**Stated task**
Write out the entries below once more, exactly, with the pictures left out.

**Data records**
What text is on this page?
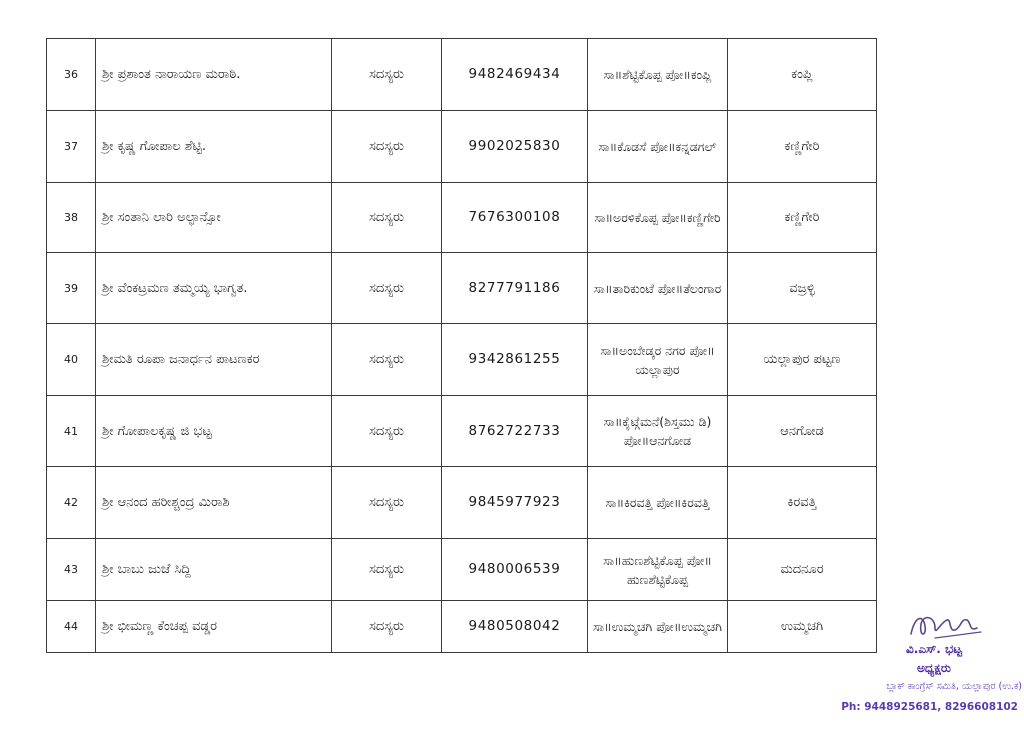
36	ಶ್ರೀ ಪ್ರಶಾಂತ ನಾರಾಯಣ ಮರಾಠಿ.	ಸದಸ್ಯರು	9482469434	ಸಾ॥ಶೆಟ್ಟಿಕೊಪ್ಪ ಪೋ॥ಕಂಪ್ಲಿ	ಕಂಪ್ಲಿ
37	ಶ್ರೀ ಕೃಷ್ಣ ಗೋಪಾಲ ಶೆಟ್ಟಿ.	ಸದಸ್ಯರು	9902025830	ಸಾ॥ಕೊಡಸೆ ಪೋ॥ಕನ್ನಡಗಲ್	ಕಣ್ಣಿಗೇರಿ
38	ಶ್ರೀ ಸಂತಾನಿ ಲಾರಿ ಅಲ್ಫಾನ್ಸೋ	ಸದಸ್ಯರು	7676300108	ಸಾ॥ಅರಳಿಕೊಪ್ಪ ಪೋ॥ಕಣ್ಣಿಗೇರಿ	ಕಣ್ಣಿಗೇರಿ
39	ಶ್ರೀ ವೆಂಕಟ್ರಮಣ ತಮ್ಮಯ್ಯ ಭಾಗ್ವತ.	ಸದಸ್ಯರು	8277791186	ಸಾ॥ತಾರಿಕುಂಟೆ ಪೋ॥ತೆಲಂಗಾರ	ವಜ್ರಳ್ಳಿ
40	ಶ್ರೀಮತಿ ರೂಪಾ ಜನಾರ್ಧನ ಪಾಟಣಕರ	ಸದಸ್ಯರು	9342861255	ಸಾ॥ಅಂಬೇಡ್ಕರ ನಗರ ಪೋ॥ಯಲ್ಲಾಪುರ	ಯಲ್ಲಾಪುರ ಪಟ್ಟಣ
41	ಶ್ರೀ ಗೋಪಾಲಕೃಷ್ಣ ಜಿ ಭಟ್ಟ	ಸದಸ್ಯರು	8762722733	ಸಾ॥ಕೈಟ್ಗೆಮನೆ(ಶಿಸ್ತಮು ಡಿ) ಪೋ॥ಆನಗೋಡ	ಆನಗೋಡ
42	ಶ್ರೀ ಆನಂದ ಹರೀಶ್ಚಂದ್ರ ಮಿರಾಶಿ	ಸದಸ್ಯರು	9845977923	ಸಾ॥ಕಿರವತ್ತಿ ಪೋ॥ಕಿರವತ್ತಿ	ಕಿರವತ್ತಿ
43	ಶ್ರೀ ಬಾಬು ಜುಜೆ ಸಿದ್ದಿ	ಸದಸ್ಯರು	9480006539	ಸಾ॥ಹುಣಶೆಟ್ಟಿಕೊಪ್ಪ ಪೋ॥ಹುಣಶೆಟ್ಟಿಕೊಪ್ಪ	ಮದನೂರ
44	ಶ್ರೀ ಭೀಮಣ್ಣ ಕೆಂಚಪ್ಪ ವಡ್ಡರ	ಸದಸ್ಯರು	9480508042	ಸಾ॥ಉಮ್ಮಚಗಿ ಪೋ॥ಉಮ್ಮಚಗಿ	ಉಮ್ಮಚಗಿ
ವಿ.ಎಸ್. ಭಟ್ಟ
ಅಧ್ಯಕ್ಷರು
ಬ್ಲಾಕ್ ಕಾಂಗ್ರೆಸ್ ಸಮಿತಿ, ಯಲ್ಲಾಪುರ (ಉ.ಕ)
Ph: 9448925681, 8296608102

**Full solution**
What text is on this page?
36	ಶ್ರೀ ಪ್ರಶಾಂತ ನಾರಾಯಣ ಮರಾಠಿ.	ಸದಸ್ಯರು	9482469434	ಸಾ॥ಶೆಟ್ಟಿಕೊಪ್ಪ ಪೋ॥ಕಂಪ್ಲಿ	ಕಂಪ್ಲಿ
37	ಶ್ರೀ ಕೃಷ್ಣ ಗೋಪಾಲ ಶೆಟ್ಟಿ.	ಸದಸ್ಯರು	9902025830	ಸಾ॥ಕೊಡಸೆ ಪೋ॥ಕನ್ನಡಗಲ್	ಕಣ್ಣಿಗೇರಿ
38	ಶ್ರೀ ಸಂತಾನಿ ಲಾರಿ ಅಲ್ಫಾನ್ಸೋ	ಸದಸ್ಯರು	7676300108	ಸಾ॥ಅರಳಿಕೊಪ್ಪ ಪೋ॥ಕಣ್ಣಿಗೇರಿ	ಕಣ್ಣಿಗೇರಿ
39	ಶ್ರೀ ವೆಂಕಟ್ರಮಣ ತಮ್ಮಯ್ಯ ಭಾಗ್ವತ.	ಸದಸ್ಯರು	8277791186	ಸಾ॥ತಾರಿಕುಂಟೆ ಪೋ॥ತೆಲಂಗಾರ	ವಜ್ರಳ್ಳಿ
40	ಶ್ರೀಮತಿ ರೂಪಾ ಜನಾರ್ಧನ ಪಾಟಣಕರ	ಸದಸ್ಯರು	9342861255	ಸಾ॥ಅಂಬೇಡ್ಕರ ನಗರ ಪೋ॥ಯಲ್ಲಾಪುರ	ಯಲ್ಲಾಪುರ ಪಟ್ಟಣ
41	ಶ್ರೀ ಗೋಪಾಲಕೃಷ್ಣ ಜಿ ಭಟ್ಟ	ಸದಸ್ಯರು	8762722733	ಸಾ॥ಕೈಟ್ಗೆಮನೆ(ಶಿಸ್ತಮು ಡಿ) ಪೋ॥ಆನಗೋಡ	ಆನಗೋಡ
42	ಶ್ರೀ ಆನಂದ ಹರೀಶ್ಚಂದ್ರ ಮಿರಾಶಿ	ಸದಸ್ಯರು	9845977923	ಸಾ॥ಕಿರವತ್ತಿ ಪೋ॥ಕಿರವತ್ತಿ	ಕಿರವತ್ತಿ
43	ಶ್ರೀ ಬಾಬು ಜುಜೆ ಸಿದ್ದಿ	ಸದಸ್ಯರು	9480006539	ಸಾ॥ಹುಣಶೆಟ್ಟಿಕೊಪ್ಪ ಪೋ॥ಹುಣಶೆಟ್ಟಿಕೊಪ್ಪ	ಮದನೂರ
44	ಶ್ರೀ ಭೀಮಣ್ಣ ಕೆಂಚಪ್ಪ ವಡ್ಡರ	ಸದಸ್ಯರು	9480508042	ಸಾ॥ಉಮ್ಮಚಗಿ ಪೋ॥ಉಮ್ಮಚಗಿ	ಉಮ್ಮಚಗಿ
ವಿ.ಎಸ್. ಭಟ್ಟ
ಅಧ್ಯಕ್ಷರು
ಬ್ಲಾಕ್ ಕಾಂಗ್ರೆಸ್ ಸಮಿತಿ, ಯಲ್ಲಾಪುರ (ಉ.ಕ)
Ph: 9448925681, 8296608102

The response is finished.